**Short problem:** Repeat the data that follows, word for word, without the images.

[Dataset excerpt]
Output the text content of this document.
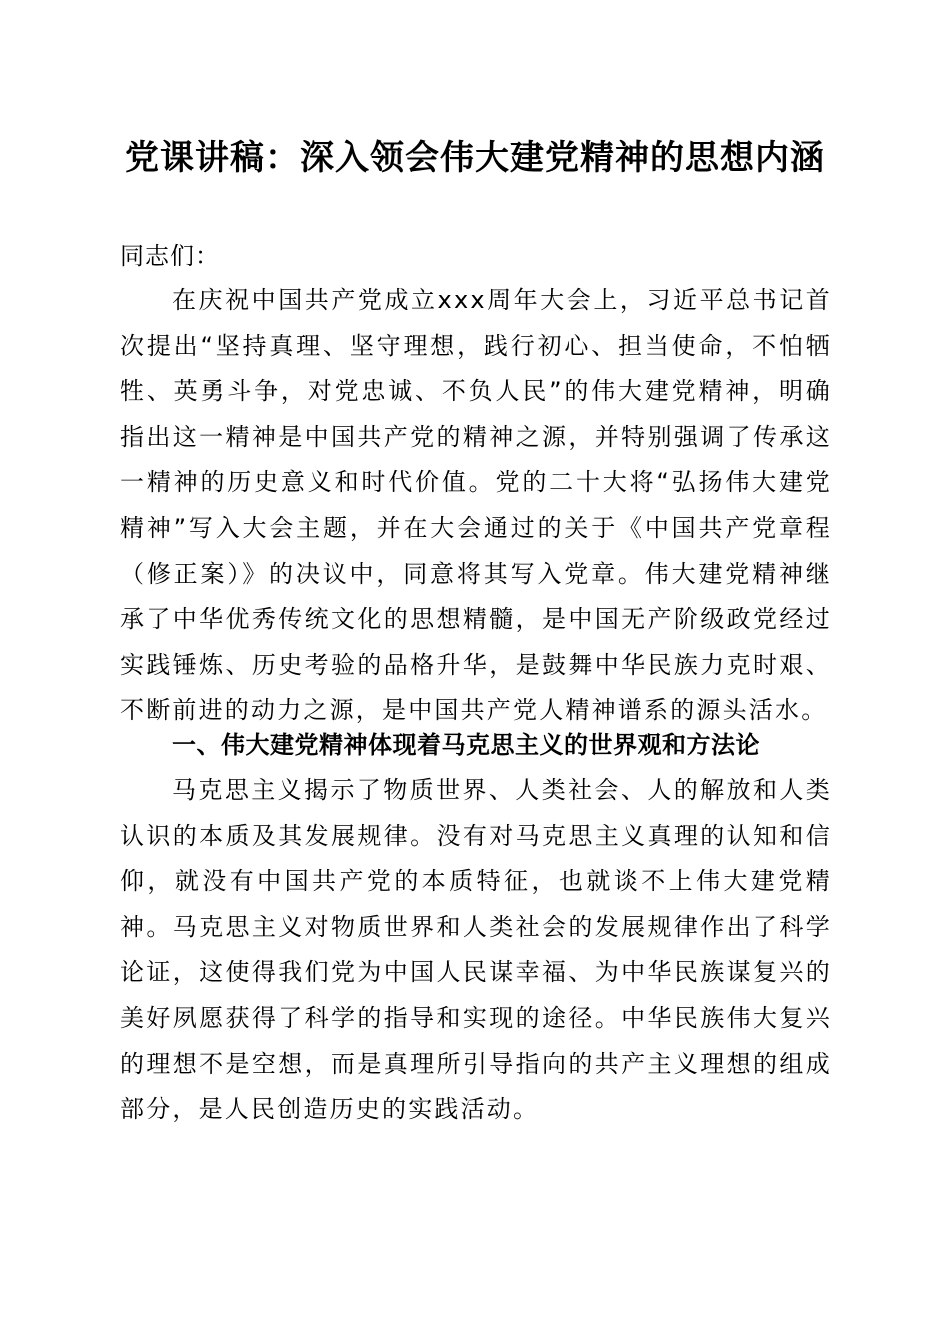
党课讲稿：深入领会伟大建党精神的思想内涵
同志们：
在庆祝中国共产党成立xxx周年大会上，习近平总书记首次提出“坚持真理、坚守理想，践行初心、担当使命，不怕牺牲、英勇斗争，对党忠诚、不负人民”的伟大建党精神，明确指出这一精神是中国共产党的精神之源，并特别强调了传承这一精神的历史意义和时代价值。党的二十大将“弘扬伟大建党精神”写入大会主题，并在大会通过的关于《中国共产党章程（修正案）》的决议中，同意将其写入党章。伟大建党精神继承了中华优秀传统文化的思想精髓，是中国无产阶级政党经过实践锤炼、历史考验的品格升华，是鼓舞中华民族力克时艰、不断前进的动力之源，是中国共产党人精神谱系的源头活水。
一、伟大建党精神体现着马克思主义的世界观和方法论
马克思主义揭示了物质世界、人类社会、人的解放和人类认识的本质及其发展规律。没有对马克思主义真理的认知和信仰，就没有中国共产党的本质特征，也就谈不上伟大建党精神。马克思主义对物质世界和人类社会的发展规律作出了科学论证，这使得我们党为中国人民谋幸福、为中华民族谋复兴的美好夙愿获得了科学的指导和实现的途径。中华民族伟大复兴的理想不是空想，而是真理所引导指向的共产主义理想的组成部分，是人民创造历史的实践活动。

**Exercise answer:**
Output the text content of this document.
党课讲稿：深入领会伟大建党精神的思想内涵
同志们：
在庆祝中国共产党成立xxx周年大会上，习近平总书记首次提出“坚持真理、坚守理想，践行初心、担当使命，不怕牺牲、英勇斗争，对党忠诚、不负人民”的伟大建党精神，明确指出这一精神是中国共产党的精神之源，并特别强调了传承这一精神的历史意义和时代价值。党的二十大将“弘扬伟大建党精神”写入大会主题，并在大会通过的关于《中国共产党章程（修正案）》的决议中，同意将其写入党章。伟大建党精神继承了中华优秀传统文化的思想精髓，是中国无产阶级政党经过实践锤炼、历史考验的品格升华，是鼓舞中华民族力克时艰、不断前进的动力之源，是中国共产党人精神谱系的源头活水。
一、伟大建党精神体现着马克思主义的世界观和方法论
马克思主义揭示了物质世界、人类社会、人的解放和人类认识的本质及其发展规律。没有对马克思主义真理的认知和信仰，就没有中国共产党的本质特征，也就谈不上伟大建党精神。马克思主义对物质世界和人类社会的发展规律作出了科学论证，这使得我们党为中国人民谋幸福、为中华民族谋复兴的美好夙愿获得了科学的指导和实现的途径。中华民族伟大复兴的理想不是空想，而是真理所引导指向的共产主义理想的组成部分，是人民创造历史的实践活动。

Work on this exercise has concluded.